▼▼▼

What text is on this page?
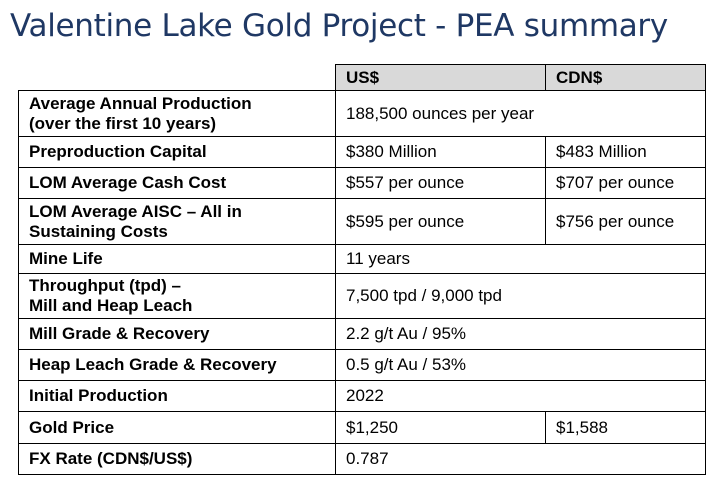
Valentine Lake Gold Project - PEA summary
	US$	CDN$

Average Annual Production
(over the first 10 years)	188,500 ounces per year	
Preproduction Capital	$380 Million	$483 Million
LOM Average Cash Cost	$557 per ounce	$707 per ounce

LOM Average AISC – All in
Sustaining Costs	$595 per ounce	$756 per ounce
Mine Life	11 years	

Throughput (tpd) –
Mill and Heap Leach	7,500 tpd / 9,000 tpd	
Mill Grade & Recovery	2.2 g/t Au / 95%	
Heap Leach Grade & Recovery	0.5 g/t Au / 53%	
Initial Production	2022	
Gold Price	$1,250	$1,588
FX Rate (CDN$/US$)	0.787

▲▲▲

= Do this =
Using the material above, return every line exactly as it appears, minus the pictures.

= Exercise answer =
What text is on this page?
Valentine Lake Gold Project - PEA summary
	US$	CDN$

Average Annual Production
(over the first 10 years)	188,500 ounces per year	
Preproduction Capital	$380 Million	$483 Million
LOM Average Cash Cost	$557 per ounce	$707 per ounce

LOM Average AISC – All in
Sustaining Costs	$595 per ounce	$756 per ounce
Mine Life	11 years	

Throughput (tpd) –
Mill and Heap Leach	7,500 tpd / 9,000 tpd	
Mill Grade & Recovery	2.2 g/t Au / 95%	
Heap Leach Grade & Recovery	0.5 g/t Au / 53%	
Initial Production	2022	
Gold Price	$1,250	$1,588
FX Rate (CDN$/US$)	0.787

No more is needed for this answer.